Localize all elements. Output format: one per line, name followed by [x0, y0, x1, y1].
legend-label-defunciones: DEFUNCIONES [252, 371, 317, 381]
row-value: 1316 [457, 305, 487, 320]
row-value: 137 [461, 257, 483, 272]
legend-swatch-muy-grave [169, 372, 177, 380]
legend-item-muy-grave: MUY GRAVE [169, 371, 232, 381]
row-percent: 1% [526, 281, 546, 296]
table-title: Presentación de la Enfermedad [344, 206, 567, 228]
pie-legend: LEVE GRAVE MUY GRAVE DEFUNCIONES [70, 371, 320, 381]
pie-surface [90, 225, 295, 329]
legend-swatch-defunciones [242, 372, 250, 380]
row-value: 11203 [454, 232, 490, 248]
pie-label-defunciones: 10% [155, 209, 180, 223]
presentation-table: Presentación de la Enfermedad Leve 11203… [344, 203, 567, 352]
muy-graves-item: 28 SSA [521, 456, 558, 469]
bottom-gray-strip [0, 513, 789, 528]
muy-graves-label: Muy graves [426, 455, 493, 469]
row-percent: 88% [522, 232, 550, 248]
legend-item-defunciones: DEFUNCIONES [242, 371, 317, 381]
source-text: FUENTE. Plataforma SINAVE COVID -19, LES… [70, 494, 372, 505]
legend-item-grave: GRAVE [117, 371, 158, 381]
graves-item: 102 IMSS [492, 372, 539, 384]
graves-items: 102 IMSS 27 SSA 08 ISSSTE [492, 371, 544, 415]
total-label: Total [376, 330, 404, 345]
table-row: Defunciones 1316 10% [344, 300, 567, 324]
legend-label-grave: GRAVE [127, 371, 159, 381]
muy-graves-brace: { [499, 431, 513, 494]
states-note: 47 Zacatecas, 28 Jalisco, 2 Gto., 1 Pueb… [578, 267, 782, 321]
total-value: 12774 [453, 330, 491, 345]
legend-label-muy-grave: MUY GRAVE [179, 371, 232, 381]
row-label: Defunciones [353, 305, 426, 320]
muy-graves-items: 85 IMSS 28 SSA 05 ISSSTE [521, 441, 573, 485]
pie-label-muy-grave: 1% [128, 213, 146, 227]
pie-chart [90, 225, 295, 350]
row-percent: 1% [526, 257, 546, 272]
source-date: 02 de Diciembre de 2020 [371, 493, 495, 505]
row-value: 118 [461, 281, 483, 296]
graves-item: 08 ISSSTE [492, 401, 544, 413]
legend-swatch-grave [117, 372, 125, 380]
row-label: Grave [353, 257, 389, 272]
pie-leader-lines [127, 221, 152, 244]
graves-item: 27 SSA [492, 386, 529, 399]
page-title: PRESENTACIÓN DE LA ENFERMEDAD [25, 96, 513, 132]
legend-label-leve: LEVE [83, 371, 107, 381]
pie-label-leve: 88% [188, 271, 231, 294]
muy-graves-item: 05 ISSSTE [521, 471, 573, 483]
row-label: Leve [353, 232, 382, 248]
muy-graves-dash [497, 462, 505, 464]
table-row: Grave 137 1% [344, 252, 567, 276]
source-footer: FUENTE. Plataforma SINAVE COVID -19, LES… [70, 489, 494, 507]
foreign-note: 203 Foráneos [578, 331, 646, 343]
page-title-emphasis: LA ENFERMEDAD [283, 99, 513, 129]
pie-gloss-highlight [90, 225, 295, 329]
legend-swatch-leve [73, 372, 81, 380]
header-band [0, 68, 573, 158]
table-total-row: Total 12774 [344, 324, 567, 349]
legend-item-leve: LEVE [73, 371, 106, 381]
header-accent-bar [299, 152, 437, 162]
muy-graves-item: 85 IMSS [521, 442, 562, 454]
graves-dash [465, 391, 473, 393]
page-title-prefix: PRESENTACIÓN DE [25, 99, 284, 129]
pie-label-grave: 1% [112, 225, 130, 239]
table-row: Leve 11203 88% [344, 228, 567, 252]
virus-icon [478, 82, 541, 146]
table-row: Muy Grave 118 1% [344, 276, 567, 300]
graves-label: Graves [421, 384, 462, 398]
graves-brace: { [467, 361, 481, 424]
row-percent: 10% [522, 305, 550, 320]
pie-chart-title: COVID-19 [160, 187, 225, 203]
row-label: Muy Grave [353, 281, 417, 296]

___

* _EXERCISE INSTRUCTIONS_:
The records above are to be given again in full, exactly.

* _EXPECTED ANSWER_:
Localize all elements. Output format: one per line, name followed by [x0, y0, x1, y1].
legend-label-defunciones: DEFUNCIONES [252, 371, 317, 381]
row-value: 1316 [457, 305, 487, 320]
row-value: 137 [461, 257, 483, 272]
legend-swatch-muy-grave [169, 372, 177, 380]
legend-item-muy-grave: MUY GRAVE [169, 371, 232, 381]
row-percent: 1% [526, 281, 546, 296]
table-title: Presentación de la Enfermedad [344, 206, 567, 228]
pie-legend: LEVE GRAVE MUY GRAVE DEFUNCIONES [70, 371, 320, 381]
pie-surface [90, 225, 295, 329]
legend-swatch-defunciones [242, 372, 250, 380]
row-value: 11203 [454, 232, 490, 248]
pie-label-defunciones: 10% [155, 209, 180, 223]
presentation-table: Presentación de la Enfermedad Leve 11203… [344, 203, 567, 352]
muy-graves-item: 28 SSA [521, 456, 558, 469]
bottom-gray-strip [0, 513, 789, 528]
muy-graves-label: Muy graves [426, 455, 493, 469]
row-percent: 88% [522, 232, 550, 248]
legend-item-defunciones: DEFUNCIONES [242, 371, 317, 381]
source-text: FUENTE. Plataforma SINAVE COVID -19, LES… [70, 494, 372, 505]
legend-item-grave: GRAVE [117, 371, 158, 381]
graves-item: 102 IMSS [492, 372, 539, 384]
graves-items: 102 IMSS 27 SSA 08 ISSSTE [492, 371, 544, 415]
total-label: Total [376, 330, 404, 345]
table-row: Defunciones 1316 10% [344, 300, 567, 324]
legend-label-grave: GRAVE [127, 371, 159, 381]
muy-graves-brace: { [499, 431, 513, 494]
states-note: 47 Zacatecas, 28 Jalisco, 2 Gto., 1 Pueb… [578, 267, 782, 321]
total-value: 12774 [453, 330, 491, 345]
legend-label-muy-grave: MUY GRAVE [179, 371, 232, 381]
row-label: Defunciones [353, 305, 426, 320]
muy-graves-items: 85 IMSS 28 SSA 05 ISSSTE [521, 441, 573, 485]
pie-label-muy-grave: 1% [128, 213, 146, 227]
pie-chart [90, 225, 295, 350]
row-percent: 1% [526, 257, 546, 272]
source-date: 02 de Diciembre de 2020 [371, 493, 495, 505]
row-value: 118 [461, 281, 483, 296]
graves-item: 08 ISSSTE [492, 401, 544, 413]
legend-swatch-grave [117, 372, 125, 380]
row-label: Grave [353, 257, 389, 272]
pie-leader-lines [127, 221, 152, 244]
graves-item: 27 SSA [492, 386, 529, 399]
page-title: PRESENTACIÓN DE LA ENFERMEDAD [25, 96, 513, 132]
legend-label-leve: LEVE [83, 371, 107, 381]
pie-label-leve: 88% [188, 271, 231, 294]
muy-graves-item: 05 ISSSTE [521, 471, 573, 483]
row-label: Leve [353, 232, 382, 248]
muy-graves-dash [497, 462, 505, 464]
table-row: Grave 137 1% [344, 252, 567, 276]
source-footer: FUENTE. Plataforma SINAVE COVID -19, LES… [70, 489, 494, 507]
foreign-note: 203 Foráneos [578, 331, 646, 343]
page-title-emphasis: LA ENFERMEDAD [283, 99, 513, 129]
pie-gloss-highlight [90, 225, 295, 329]
legend-swatch-leve [73, 372, 81, 380]
header-band [0, 68, 573, 158]
table-total-row: Total 12774 [344, 324, 567, 349]
legend-item-leve: LEVE [73, 371, 106, 381]
header-accent-bar [299, 152, 437, 162]
muy-graves-item: 85 IMSS [521, 442, 562, 454]
graves-dash [465, 391, 473, 393]
page-title-prefix: PRESENTACIÓN DE [25, 99, 284, 129]
pie-label-grave: 1% [112, 225, 130, 239]
table-row: Leve 11203 88% [344, 228, 567, 252]
virus-icon [478, 82, 541, 146]
table-row: Muy Grave 118 1% [344, 276, 567, 300]
graves-label: Graves [421, 384, 462, 398]
graves-brace: { [467, 361, 481, 424]
row-percent: 10% [522, 305, 550, 320]
pie-chart-title: COVID-19 [160, 187, 225, 203]
row-label: Muy Grave [353, 281, 417, 296]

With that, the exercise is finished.